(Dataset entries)
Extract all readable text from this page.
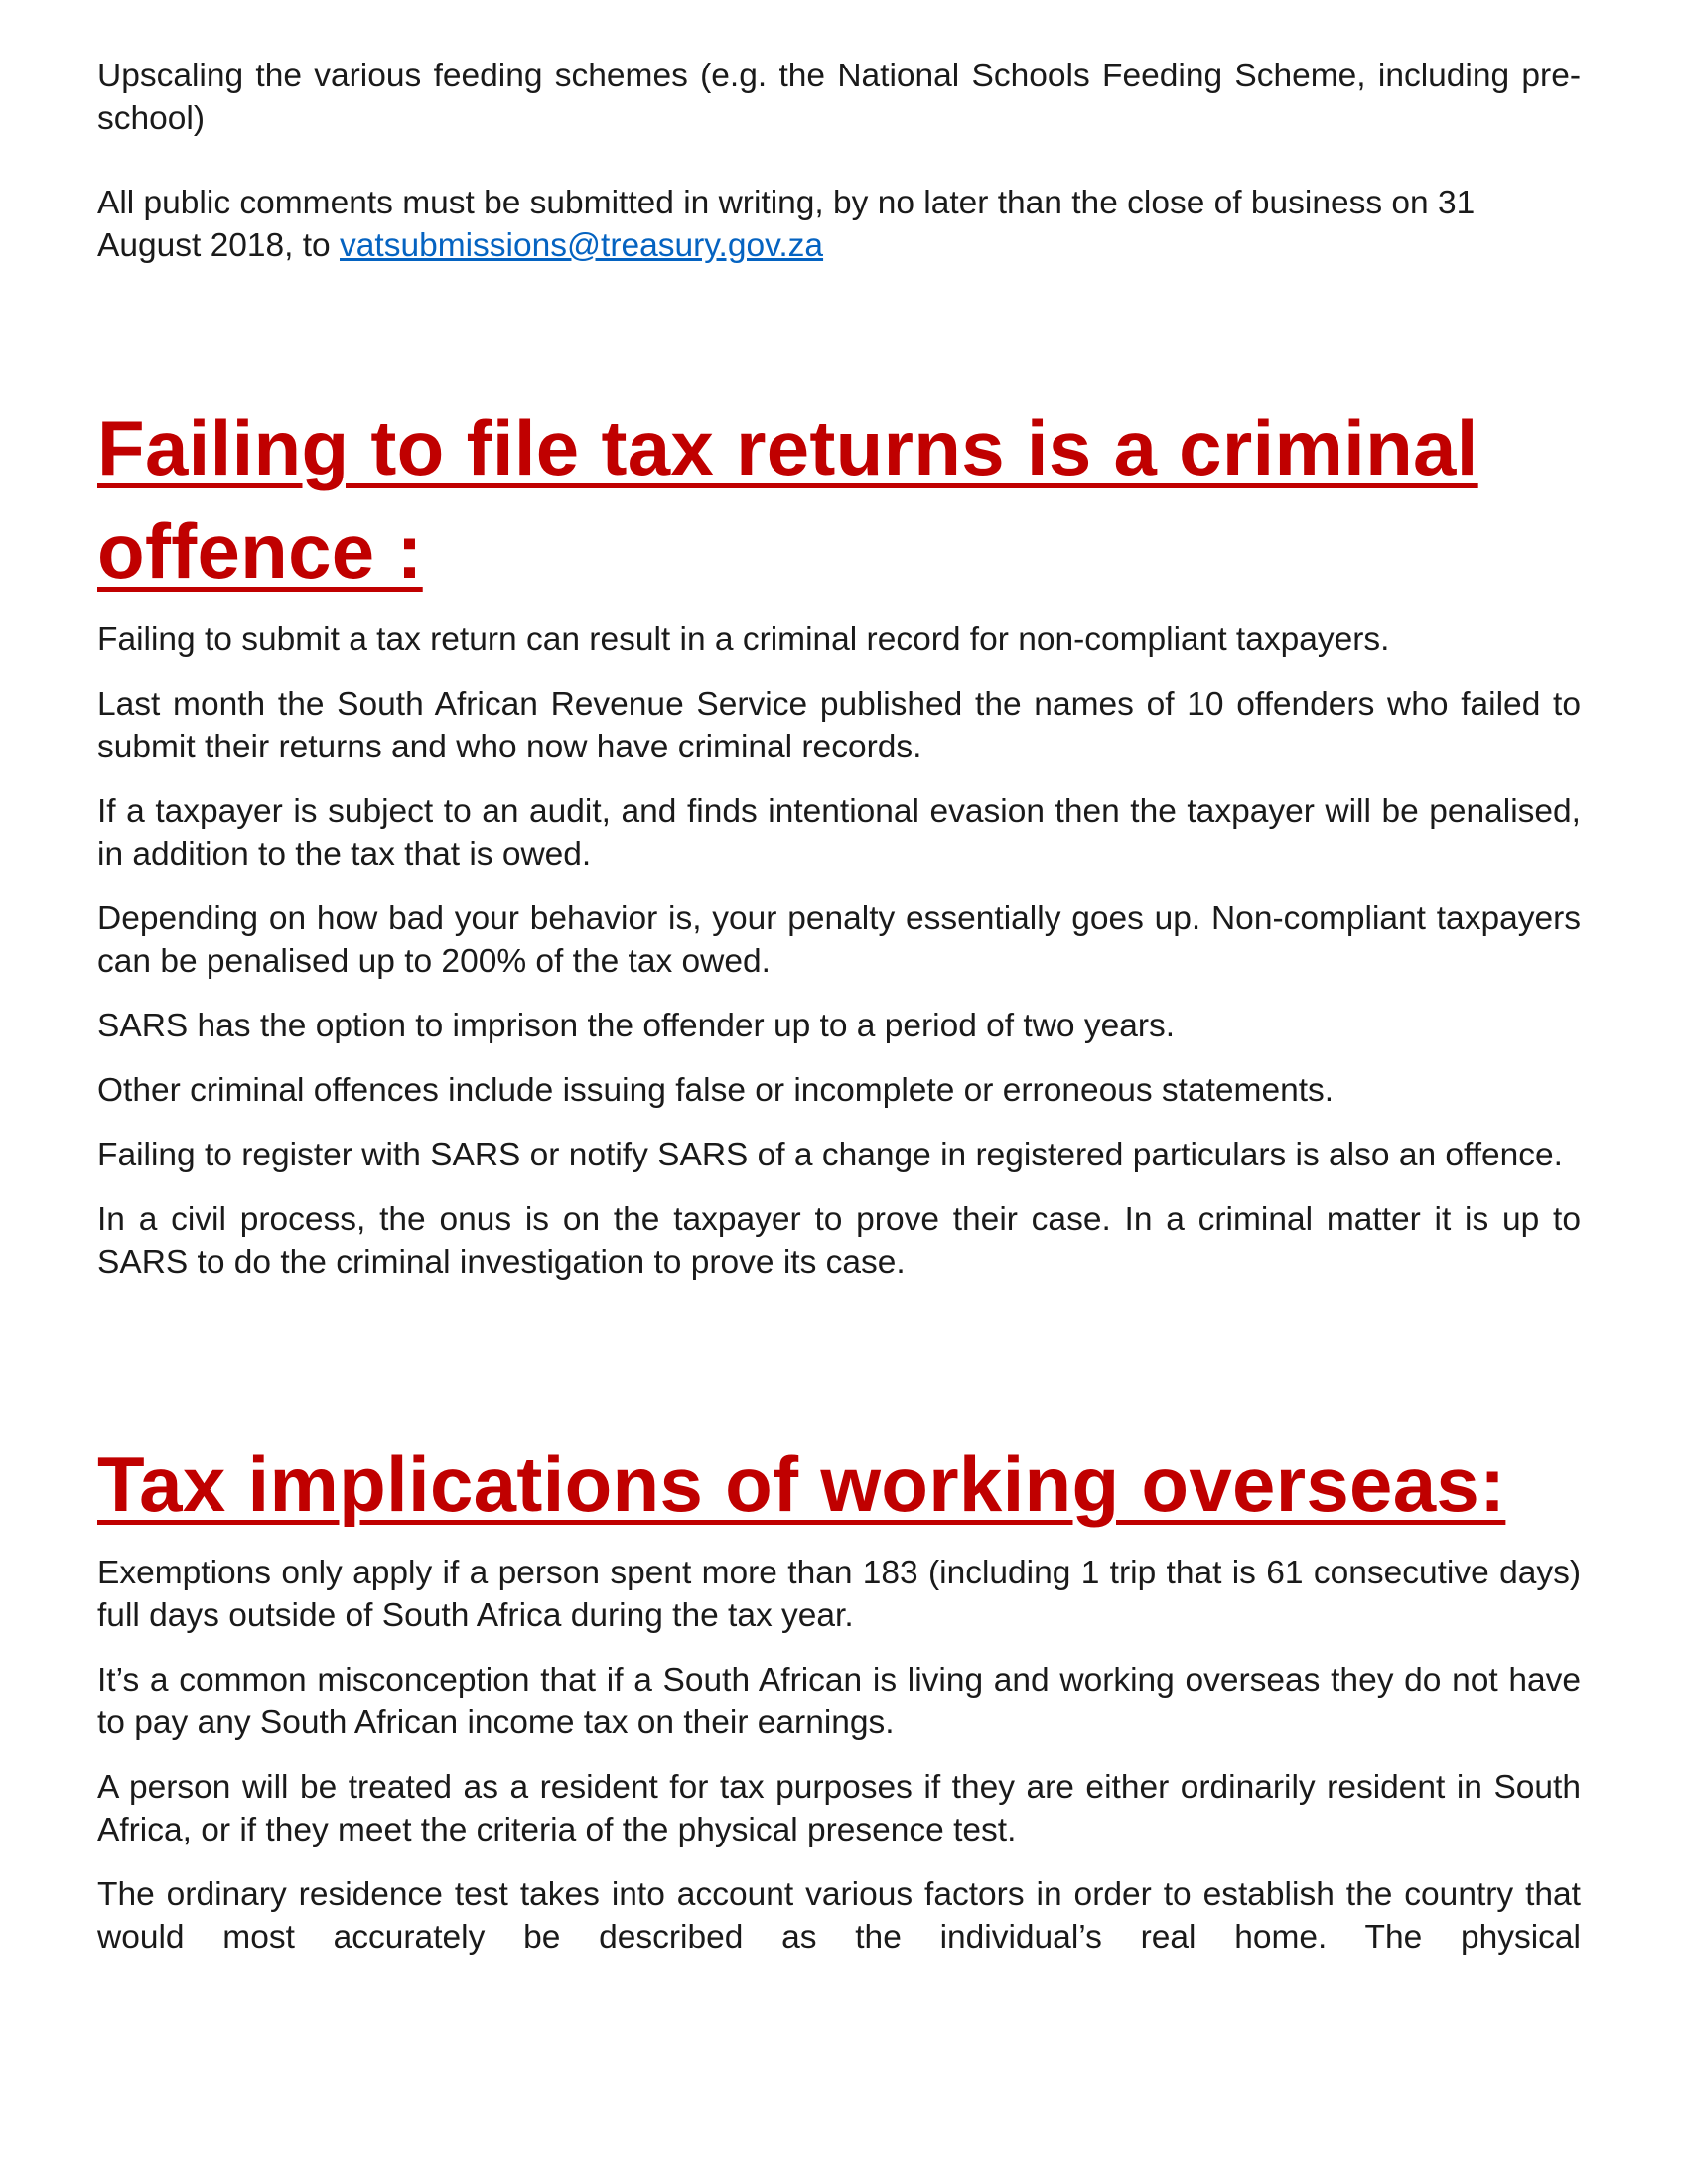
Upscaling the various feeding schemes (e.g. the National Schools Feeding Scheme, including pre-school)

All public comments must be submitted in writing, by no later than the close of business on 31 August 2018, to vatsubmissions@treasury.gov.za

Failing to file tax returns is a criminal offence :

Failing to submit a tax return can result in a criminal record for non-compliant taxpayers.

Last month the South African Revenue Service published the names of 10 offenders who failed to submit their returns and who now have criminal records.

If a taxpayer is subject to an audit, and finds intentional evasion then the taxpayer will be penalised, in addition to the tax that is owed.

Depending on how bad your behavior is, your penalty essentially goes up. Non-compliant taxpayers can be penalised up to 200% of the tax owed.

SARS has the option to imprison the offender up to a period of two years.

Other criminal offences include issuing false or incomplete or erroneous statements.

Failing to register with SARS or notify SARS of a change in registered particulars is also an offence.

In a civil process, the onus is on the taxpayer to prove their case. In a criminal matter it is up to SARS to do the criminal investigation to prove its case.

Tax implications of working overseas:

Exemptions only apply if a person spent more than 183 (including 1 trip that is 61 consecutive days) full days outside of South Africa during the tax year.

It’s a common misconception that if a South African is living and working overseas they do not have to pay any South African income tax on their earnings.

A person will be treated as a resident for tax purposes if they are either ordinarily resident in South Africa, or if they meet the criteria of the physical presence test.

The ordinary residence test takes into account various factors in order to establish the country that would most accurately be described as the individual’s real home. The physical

==

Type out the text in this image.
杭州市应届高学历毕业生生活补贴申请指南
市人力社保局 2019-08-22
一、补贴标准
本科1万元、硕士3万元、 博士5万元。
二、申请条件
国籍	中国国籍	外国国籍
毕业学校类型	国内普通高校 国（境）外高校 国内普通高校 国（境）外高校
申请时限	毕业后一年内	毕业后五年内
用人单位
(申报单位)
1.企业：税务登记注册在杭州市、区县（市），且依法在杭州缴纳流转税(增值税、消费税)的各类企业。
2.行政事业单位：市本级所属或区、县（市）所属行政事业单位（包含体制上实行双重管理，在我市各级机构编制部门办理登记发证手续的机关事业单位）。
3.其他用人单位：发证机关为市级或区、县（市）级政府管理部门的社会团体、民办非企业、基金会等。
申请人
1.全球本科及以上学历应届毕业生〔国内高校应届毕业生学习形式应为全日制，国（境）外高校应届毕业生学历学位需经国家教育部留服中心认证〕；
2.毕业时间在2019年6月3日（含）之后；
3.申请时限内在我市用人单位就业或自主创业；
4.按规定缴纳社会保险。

---

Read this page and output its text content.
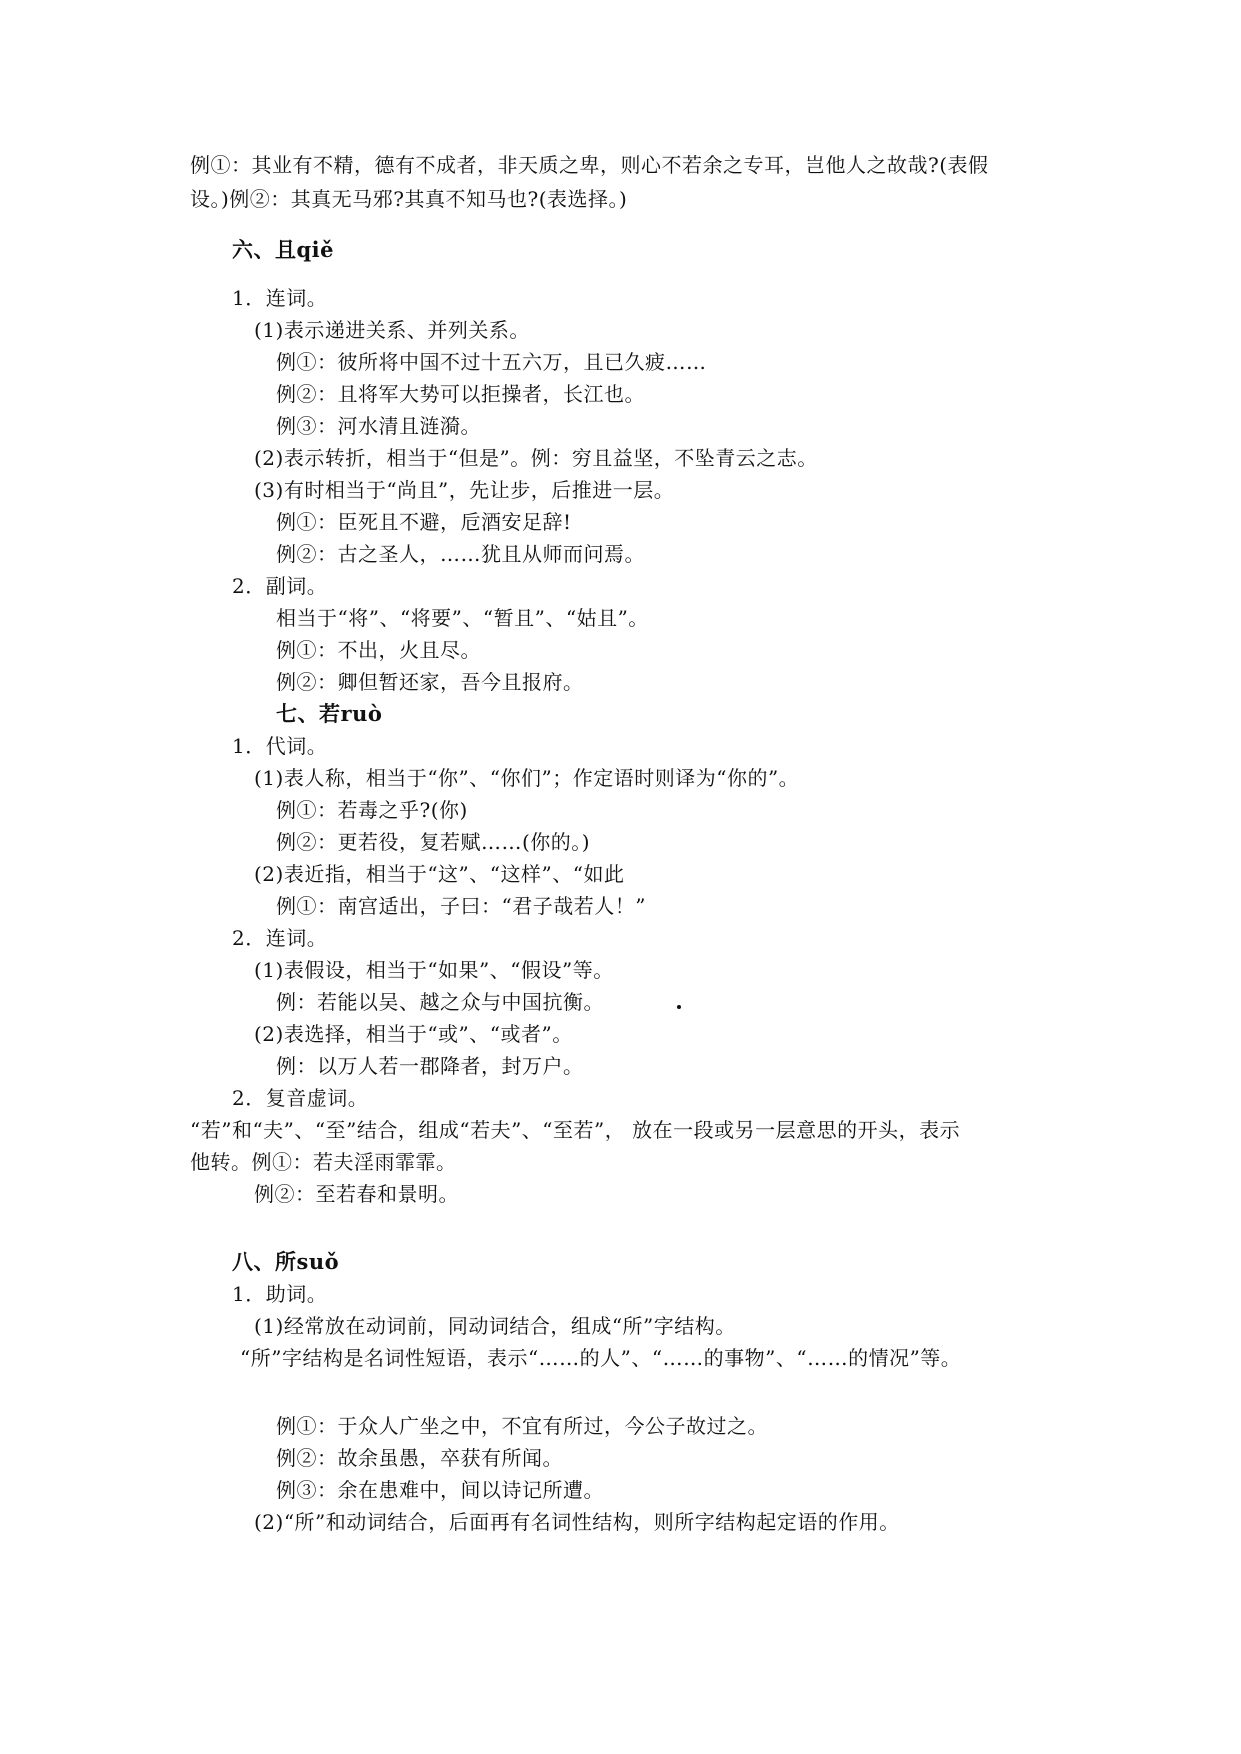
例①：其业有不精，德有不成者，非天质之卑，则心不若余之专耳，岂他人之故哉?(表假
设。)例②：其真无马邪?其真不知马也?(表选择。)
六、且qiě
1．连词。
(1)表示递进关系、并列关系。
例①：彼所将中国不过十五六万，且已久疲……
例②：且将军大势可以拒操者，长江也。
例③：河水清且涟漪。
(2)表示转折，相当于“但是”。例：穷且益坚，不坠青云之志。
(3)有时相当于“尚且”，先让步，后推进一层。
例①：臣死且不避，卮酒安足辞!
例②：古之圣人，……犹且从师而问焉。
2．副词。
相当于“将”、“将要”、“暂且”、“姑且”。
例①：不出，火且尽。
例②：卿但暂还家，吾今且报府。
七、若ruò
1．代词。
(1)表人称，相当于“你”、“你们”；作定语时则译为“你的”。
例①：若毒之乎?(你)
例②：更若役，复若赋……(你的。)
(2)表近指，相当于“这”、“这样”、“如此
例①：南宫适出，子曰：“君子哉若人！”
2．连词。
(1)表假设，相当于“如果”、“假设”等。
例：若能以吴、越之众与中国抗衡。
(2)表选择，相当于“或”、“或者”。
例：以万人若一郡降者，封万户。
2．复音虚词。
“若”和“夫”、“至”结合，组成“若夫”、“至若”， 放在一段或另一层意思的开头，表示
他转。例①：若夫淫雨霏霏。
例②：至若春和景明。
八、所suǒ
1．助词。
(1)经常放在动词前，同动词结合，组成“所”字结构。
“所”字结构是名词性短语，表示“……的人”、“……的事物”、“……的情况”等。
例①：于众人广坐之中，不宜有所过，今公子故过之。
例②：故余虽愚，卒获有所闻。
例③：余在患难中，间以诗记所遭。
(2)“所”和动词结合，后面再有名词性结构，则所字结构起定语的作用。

▶ **What you have to do**:
Pull out every line containing "than".

▶ **Written reply**:
All public comments must be submitted in writing, by no later than the close of business on 31 August 2018, to vatsubmissions@treasury.gov.za
Exemptions only apply if a person spent more than 183 (including 1 trip that is 61 consecutive days) full days outside of South Africa during the tax year.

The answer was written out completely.